*Objective*:
Print the entire listing. Each line must match the original exactly.

*Record list*:
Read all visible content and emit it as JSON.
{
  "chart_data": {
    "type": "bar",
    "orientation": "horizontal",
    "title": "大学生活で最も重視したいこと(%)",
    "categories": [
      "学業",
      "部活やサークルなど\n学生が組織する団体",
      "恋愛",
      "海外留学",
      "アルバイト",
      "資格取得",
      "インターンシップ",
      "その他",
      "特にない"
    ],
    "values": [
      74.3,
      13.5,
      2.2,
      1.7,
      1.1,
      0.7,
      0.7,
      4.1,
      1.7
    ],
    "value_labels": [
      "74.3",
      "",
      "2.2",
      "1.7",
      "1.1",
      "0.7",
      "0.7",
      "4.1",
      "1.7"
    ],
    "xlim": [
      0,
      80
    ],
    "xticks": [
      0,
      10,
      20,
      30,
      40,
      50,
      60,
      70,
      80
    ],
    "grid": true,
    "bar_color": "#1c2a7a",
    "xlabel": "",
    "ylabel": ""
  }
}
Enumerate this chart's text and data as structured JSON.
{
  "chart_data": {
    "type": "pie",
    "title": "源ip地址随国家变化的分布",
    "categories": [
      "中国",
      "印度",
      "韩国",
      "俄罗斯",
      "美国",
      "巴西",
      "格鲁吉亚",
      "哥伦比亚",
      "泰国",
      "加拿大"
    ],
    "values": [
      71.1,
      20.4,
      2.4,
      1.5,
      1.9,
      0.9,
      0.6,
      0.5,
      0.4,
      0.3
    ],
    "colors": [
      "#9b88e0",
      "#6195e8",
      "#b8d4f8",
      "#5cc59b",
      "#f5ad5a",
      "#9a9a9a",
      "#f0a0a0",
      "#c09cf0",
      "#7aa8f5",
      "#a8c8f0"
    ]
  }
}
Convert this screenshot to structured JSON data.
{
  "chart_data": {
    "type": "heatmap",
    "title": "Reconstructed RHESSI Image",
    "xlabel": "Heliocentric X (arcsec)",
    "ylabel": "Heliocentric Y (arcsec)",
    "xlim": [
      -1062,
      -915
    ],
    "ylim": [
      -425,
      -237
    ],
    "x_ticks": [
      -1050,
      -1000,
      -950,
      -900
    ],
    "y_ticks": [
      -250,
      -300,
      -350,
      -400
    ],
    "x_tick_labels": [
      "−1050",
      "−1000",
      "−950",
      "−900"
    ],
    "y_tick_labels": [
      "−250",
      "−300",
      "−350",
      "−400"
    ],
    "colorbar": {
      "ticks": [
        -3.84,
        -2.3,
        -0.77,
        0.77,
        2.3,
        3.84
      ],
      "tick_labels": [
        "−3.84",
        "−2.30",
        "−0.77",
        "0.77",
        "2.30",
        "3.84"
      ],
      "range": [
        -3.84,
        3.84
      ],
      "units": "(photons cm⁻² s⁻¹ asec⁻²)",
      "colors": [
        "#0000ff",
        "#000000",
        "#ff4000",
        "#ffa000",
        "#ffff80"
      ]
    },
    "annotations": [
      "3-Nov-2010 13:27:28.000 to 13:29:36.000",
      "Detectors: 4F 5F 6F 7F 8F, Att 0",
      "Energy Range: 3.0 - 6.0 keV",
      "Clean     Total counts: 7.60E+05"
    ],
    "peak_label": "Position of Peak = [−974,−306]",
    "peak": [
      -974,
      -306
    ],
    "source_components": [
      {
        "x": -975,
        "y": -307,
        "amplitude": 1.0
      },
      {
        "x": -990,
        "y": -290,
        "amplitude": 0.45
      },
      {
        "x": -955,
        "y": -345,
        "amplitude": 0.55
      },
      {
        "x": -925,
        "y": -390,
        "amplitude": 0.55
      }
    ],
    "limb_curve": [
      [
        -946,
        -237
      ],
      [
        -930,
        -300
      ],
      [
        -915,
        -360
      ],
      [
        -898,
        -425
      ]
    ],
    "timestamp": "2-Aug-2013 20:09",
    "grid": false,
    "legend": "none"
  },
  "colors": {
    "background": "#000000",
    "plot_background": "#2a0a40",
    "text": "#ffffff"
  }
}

*Exercise result*:
Read all visible content and emit it as JSON.
{
  "chart_data": {
    "type": "bar",
    "orientation": "horizontal",
    "title": "大学生活で最も重視したいこと(%)",
    "categories": [
      "学業",
      "部活やサークルなど\n学生が組織する団体",
      "恋愛",
      "海外留学",
      "アルバイト",
      "資格取得",
      "インターンシップ",
      "その他",
      "特にない"
    ],
    "values": [
      74.3,
      13.5,
      2.2,
      1.7,
      1.1,
      0.7,
      0.7,
      4.1,
      1.7
    ],
    "value_labels": [
      "74.3",
      "",
      "2.2",
      "1.7",
      "1.1",
      "0.7",
      "0.7",
      "4.1",
      "1.7"
    ],
    "xlim": [
      0,
      80
    ],
    "xticks": [
      0,
      10,
      20,
      30,
      40,
      50,
      60,
      70,
      80
    ],
    "grid": true,
    "bar_color": "#1c2a7a",
    "xlabel": "",
    "ylabel": ""
  }
}
Enumerate this chart's text and data as structured JSON.
{
  "chart_data": {
    "type": "pie",
    "title": "源ip地址随国家变化的分布",
    "categories": [
      "中国",
      "印度",
      "韩国",
      "俄罗斯",
      "美国",
      "巴西",
      "格鲁吉亚",
      "哥伦比亚",
      "泰国",
      "加拿大"
    ],
    "values": [
      71.1,
      20.4,
      2.4,
      1.5,
      1.9,
      0.9,
      0.6,
      0.5,
      0.4,
      0.3
    ],
    "colors": [
      "#9b88e0",
      "#6195e8",
      "#b8d4f8",
      "#5cc59b",
      "#f5ad5a",
      "#9a9a9a",
      "#f0a0a0",
      "#c09cf0",
      "#7aa8f5",
      "#a8c8f0"
    ]
  }
}
Convert this screenshot to structured JSON data.
{
  "chart_data": {
    "type": "heatmap",
    "title": "Reconstructed RHESSI Image",
    "xlabel": "Heliocentric X (arcsec)",
    "ylabel": "Heliocentric Y (arcsec)",
    "xlim": [
      -1062,
      -915
    ],
    "ylim": [
      -425,
      -237
    ],
    "x_ticks": [
      -1050,
      -1000,
      -950,
      -900
    ],
    "y_ticks": [
      -250,
      -300,
      -350,
      -400
    ],
    "x_tick_labels": [
      "−1050",
      "−1000",
      "−950",
      "−900"
    ],
    "y_tick_labels": [
      "−250",
      "−300",
      "−350",
      "−400"
    ],
    "colorbar": {
      "ticks": [
        -3.84,
        -2.3,
        -0.77,
        0.77,
        2.3,
        3.84
      ],
      "tick_labels": [
        "−3.84",
        "−2.30",
        "−0.77",
        "0.77",
        "2.30",
        "3.84"
      ],
      "range": [
        -3.84,
        3.84
      ],
      "units": "(photons cm⁻² s⁻¹ asec⁻²)",
      "colors": [
        "#0000ff",
        "#000000",
        "#ff4000",
        "#ffa000",
        "#ffff80"
      ]
    },
    "annotations": [
      "3-Nov-2010 13:27:28.000 to 13:29:36.000",
      "Detectors: 4F 5F 6F 7F 8F, Att 0",
      "Energy Range: 3.0 - 6.0 keV",
      "Clean     Total counts: 7.60E+05"
    ],
    "peak_label": "Position of Peak = [−974,−306]",
    "peak": [
      -974,
      -306
    ],
    "source_components": [
      {
        "x": -975,
        "y": -307,
        "amplitude": 1.0
      },
      {
        "x": -990,
        "y": -290,
        "amplitude": 0.45
      },
      {
        "x": -955,
        "y": -345,
        "amplitude": 0.55
      },
      {
        "x": -925,
        "y": -390,
        "amplitude": 0.55
      }
    ],
    "limb_curve": [
      [
        -946,
        -237
      ],
      [
        -930,
        -300
      ],
      [
        -915,
        -360
      ],
      [
        -898,
        -425
      ]
    ],
    "timestamp": "2-Aug-2013 20:09",
    "grid": false,
    "legend": "none"
  },
  "colors": {
    "background": "#000000",
    "plot_background": "#2a0a40",
    "text": "#ffffff"
  }
}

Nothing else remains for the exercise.